EXCERPTED RECORDS:
+-------+
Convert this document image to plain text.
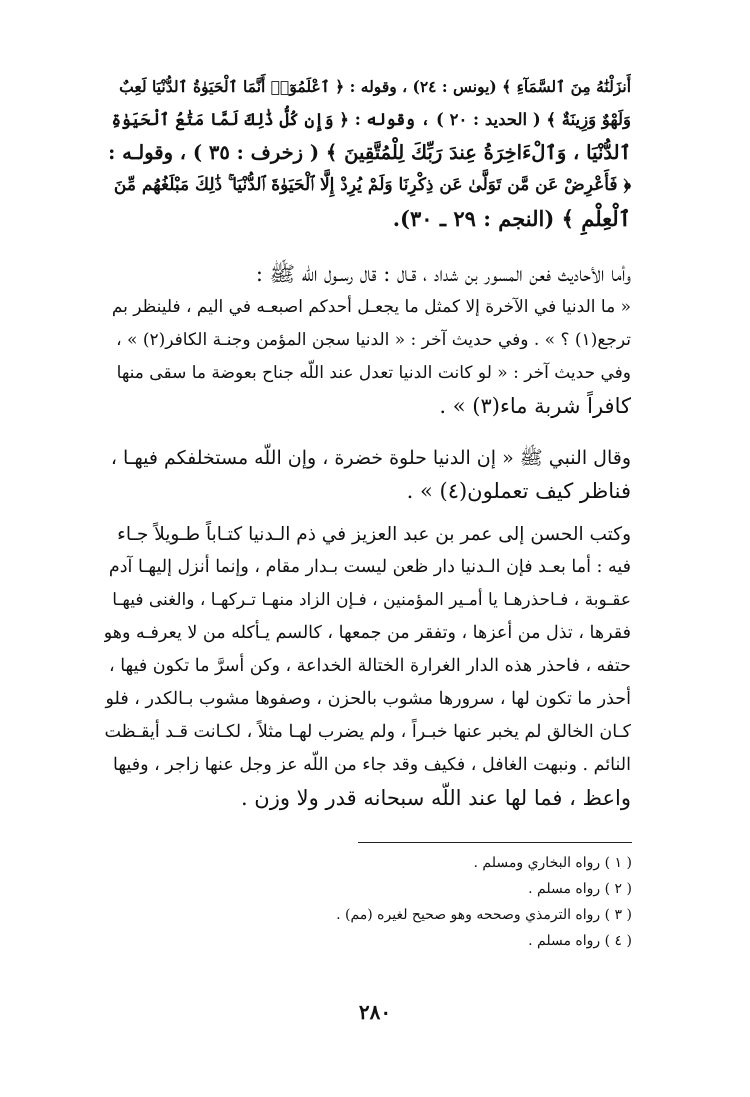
أَنزَلْنَٰهُ مِنَ ٱلسَّمَآءِ ﴾ (يونس : ٢٤) ، وقوله : ﴿ ٱعْلَمُوٓا۟ أَنَّمَا ٱلْحَيَوٰةُ ٱلدُّنْيَا لَعِبٌ
وَلَهْوٌ وَزِينَةٌ ﴾ ( الحديد : ٢٠ ) ، وقوله : ﴿ وَإِن كُلُّ ذَٰلِكَ لَمَّا مَتَٰعُ ٱلْحَيَوٰةِ
ٱلدُّنْيَا ، وَٱلْءَاخِرَةُ عِندَ رَبِّكَ لِلْمُتَّقِينَ ﴾ ( زخرف : ٣٥ ) ، وقولـه :
﴿ فَأَعْرِضْ عَن مَّن تَوَلَّىٰ عَن ذِكْرِنَا وَلَمْ يُرِدْ إِلَّا ٱلْحَيَوٰةَ ٱلدُّنْيَا ۚ ذَٰلِكَ مَبْلَغُهُم مِّنَ
ٱلْعِلْمِ ﴾ (النجم : ٢٩ ـ ٣٠).
وأما الأحاديث فعن المسور بن شداد ، قـال : قال رسـول اللّه ﷺ :
« ما الدنيا في الآخرة إلا كمثل ما يجعـل أحدكم اصبعـه في اليم ، فلينظر بم
ترجع(١) ؟ » . وفي حديث آخر : « الدنيا سجن المؤمن وجنـة الكافر(٢) » ،
وفي حديث آخر : « لو كانت الدنيا تعدل عند اللّه جناح بعوضة ما سقى منها
كافراً شربة ماء(٣) » .
وقال النبي ﷺ « إن الدنيا حلوة خضرة ، وإن اللّه مستخلفكم فيهـا ،
فناظر كيف تعملون(٤) » .
وكتب الحسن إلى عمر بن عبد العزيز في ذم الـدنيا كتـاباً طـويلاً جـاء
فيه : أما بعـد فإن الـدنيا دار ظعن ليست بـدار مقام ، وإنما أنزل إليهـا آدم
عقـوبة ، فـاحذرهـا يا أمـير المؤمنين ، فـإن الزاد منهـا تـركهـا ، والغنى فيهـا
فقرها ، تذل من أعزها ، وتفقر من جمعها ، كالسم يـأكله من لا يعرفـه وهو
حتفه ، فاحذر هذه الدار الغرارة الختالة الخداعة ، وكن أسرَّ ما تكون فيها ،
أحذر ما تكون لها ، سرورها مشوب بالحزن ، وصفوها مشوب بـالكدر ، فلو
كـان الخالق لم يخبر عنها خبـراً ، ولم يضرب لهـا مثلاً ، لكـانت قـد أيقـظت
النائم . ونبهت الغافل ، فكيف وقد جاء من اللّه عز وجل عنها زاجر ، وفيها
واعظ ، فما لها عند اللّه سبحانه قدر ولا وزن .
( ١ ) رواه البخاري ومسلم .
( ٢ ) رواه مسلم .
( ٣ ) رواه الترمذي وصححه وهو صحيح لغيره (مم) .
( ٤ ) رواه مسلم .
٢٨٠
+-------+
Search the lines above for the string "الـدنيا", then show every one that has it.

PROBLEM SOLUTION:
وكتب الحسن إلى عمر بن عبد العزيز في ذم الـدنيا كتـاباً طـويلاً جـاء
فيه : أما بعـد فإن الـدنيا دار ظعن ليست بـدار مقام ، وإنما أنزل إليهـا آدم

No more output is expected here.